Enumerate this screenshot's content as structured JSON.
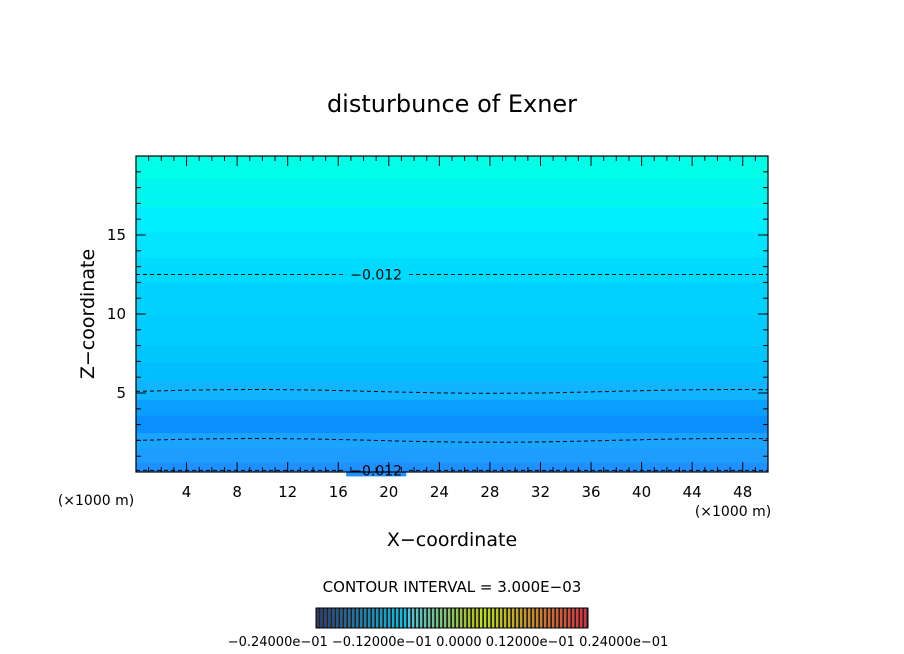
{
  "chart_data": {
    "type": "contour",
    "title": "disturbunce of Exner",
    "xlabel": "X−coordinate",
    "ylabel": "Z−coordinate",
    "x_unit_label": "(×1000 m)",
    "y_unit_label": "(×1000 m)",
    "xlim": [
      0,
      50
    ],
    "ylim": [
      0,
      20
    ],
    "x_ticks": [
      4,
      8,
      12,
      16,
      20,
      24,
      28,
      32,
      36,
      40,
      44,
      48
    ],
    "y_ticks": [
      5,
      10,
      15
    ],
    "contour_interval_text": "CONTOUR INTERVAL = 3.000E−03",
    "contour_labels": [
      {
        "text": "−0.012",
        "x": 19,
        "z": 12.5
      },
      {
        "text": "−0.012",
        "x": 19,
        "z": 0.1
      }
    ],
    "dashed_contour_levels_z": [
      12.5,
      5.1,
      2.0,
      0.1
    ],
    "fill_bands": [
      {
        "z_from": 0.0,
        "z_to": 0.6,
        "color": "#1e90ff"
      },
      {
        "z_from": 0.6,
        "z_to": 1.5,
        "color": "#1f9dff"
      },
      {
        "z_from": 1.5,
        "z_to": 2.5,
        "color": "#1aa3ff"
      },
      {
        "z_from": 2.5,
        "z_to": 3.6,
        "color": "#0a8fff"
      },
      {
        "z_from": 3.6,
        "z_to": 4.6,
        "color": "#0aa0ff"
      },
      {
        "z_from": 4.6,
        "z_to": 5.8,
        "color": "#10b4ff"
      },
      {
        "z_from": 5.8,
        "z_to": 7.0,
        "color": "#00bfff"
      },
      {
        "z_from": 7.0,
        "z_to": 8.0,
        "color": "#00c6ff"
      },
      {
        "z_from": 8.0,
        "z_to": 10.0,
        "color": "#00ccff"
      },
      {
        "z_from": 10.0,
        "z_to": 12.0,
        "color": "#00d2ff"
      },
      {
        "z_from": 12.0,
        "z_to": 13.6,
        "color": "#00daff"
      },
      {
        "z_from": 13.6,
        "z_to": 15.2,
        "color": "#00e4ff"
      },
      {
        "z_from": 15.2,
        "z_to": 16.8,
        "color": "#00eeff"
      },
      {
        "z_from": 16.8,
        "z_to": 18.6,
        "color": "#00f6ee"
      },
      {
        "z_from": 18.6,
        "z_to": 20.0,
        "color": "#00ffe6"
      }
    ],
    "colorbar_labels_text": "−0.24000e−01  −0.12000e−01  0.0000  0.12000e−01  0.24000e−01"
  }
}
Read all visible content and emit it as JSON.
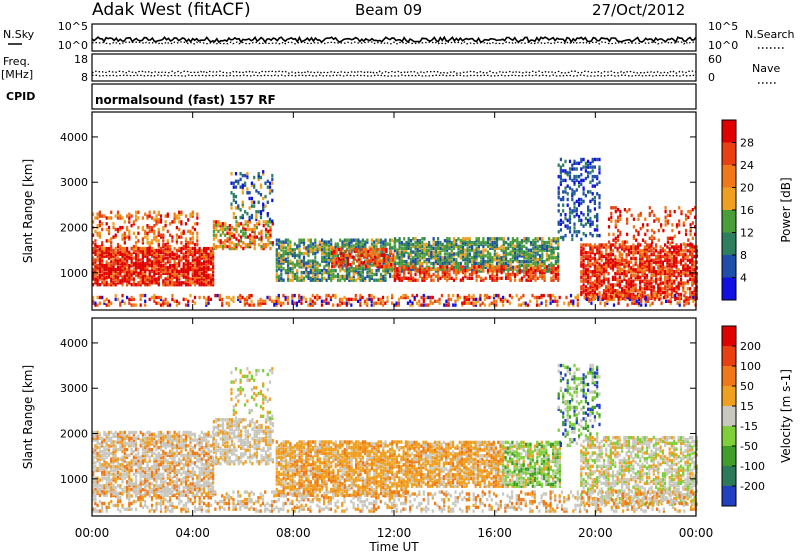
{
  "header": {
    "station": "Adak West (fitACF)",
    "beam": "Beam 09",
    "date": "27/Oct/2012"
  },
  "status_panels": {
    "left_labels": {
      "nsky": "N.Sky",
      "freq_line1": "Freq.",
      "freq_line2": "[MHz]",
      "cpid": "CPID"
    },
    "right_labels": {
      "nsearch": "N.Search",
      "nave": "Nave"
    },
    "noise_ticks_left": [
      "10^5",
      "10^0"
    ],
    "noise_ticks_right": [
      "10^5",
      "10^0"
    ],
    "freq_ticks": [
      "18",
      "8"
    ],
    "nave_ticks": [
      "60",
      "0"
    ],
    "cpid_text": "normalsound (fast) 157 RF",
    "noise_sky_level": 0.42,
    "noise_search_level": 0.3,
    "freq_level": 0.33,
    "nave_level": 0.2
  },
  "colors": {
    "power_scale": [
      "#1010e0",
      "#1f4fa8",
      "#2e7f60",
      "#4a9e3a",
      "#f0a020",
      "#f07818",
      "#e84010",
      "#e00000"
    ],
    "velocity_scale": [
      "#2040c0",
      "#2c7a5a",
      "#3f9e2a",
      "#7fcf3a",
      "#c8c8c0",
      "#f0a020",
      "#f07818",
      "#e84010",
      "#e00000"
    ]
  },
  "chart_data": [
    {
      "type": "heatmap",
      "title": "Power",
      "xlabel": "Time UT",
      "ylabel": "Slant Range [km]",
      "x_ticks": [
        "00:00",
        "04:00",
        "08:00",
        "12:00",
        "16:00",
        "20:00",
        "00:00"
      ],
      "x_range_hours": [
        0,
        24
      ],
      "y_ticks": [
        1000,
        2000,
        3000,
        4000
      ],
      "y_range_km": [
        180,
        4550
      ],
      "colorbar_label": "Power [dB]",
      "colorbar_ticks": [
        "4",
        "8",
        "12",
        "16",
        "20",
        "24",
        "28"
      ],
      "colorbar_range": [
        0,
        32
      ]
    },
    {
      "type": "heatmap",
      "title": "Velocity",
      "xlabel": "Time UT",
      "ylabel": "Slant Range [km]",
      "x_ticks": [
        "00:00",
        "04:00",
        "08:00",
        "12:00",
        "16:00",
        "20:00",
        "00:00"
      ],
      "x_range_hours": [
        0,
        24
      ],
      "y_ticks": [
        1000,
        2000,
        3000,
        4000
      ],
      "y_range_km": [
        180,
        4550
      ],
      "colorbar_label": "Velocity [m s-1]",
      "colorbar_ticks": [
        "200",
        "100",
        "50",
        "15",
        "-15",
        "-50",
        "-100",
        "-200"
      ],
      "colorbar_range": [
        -250,
        250
      ]
    }
  ]
}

.....

- _Stated goal_: Take each line of the material that contains the word "coordinate" and list it.

- _Answer for this exercise_:
    "xlabel": "X−coordinate",
    "ylabel": "Z−coordinate",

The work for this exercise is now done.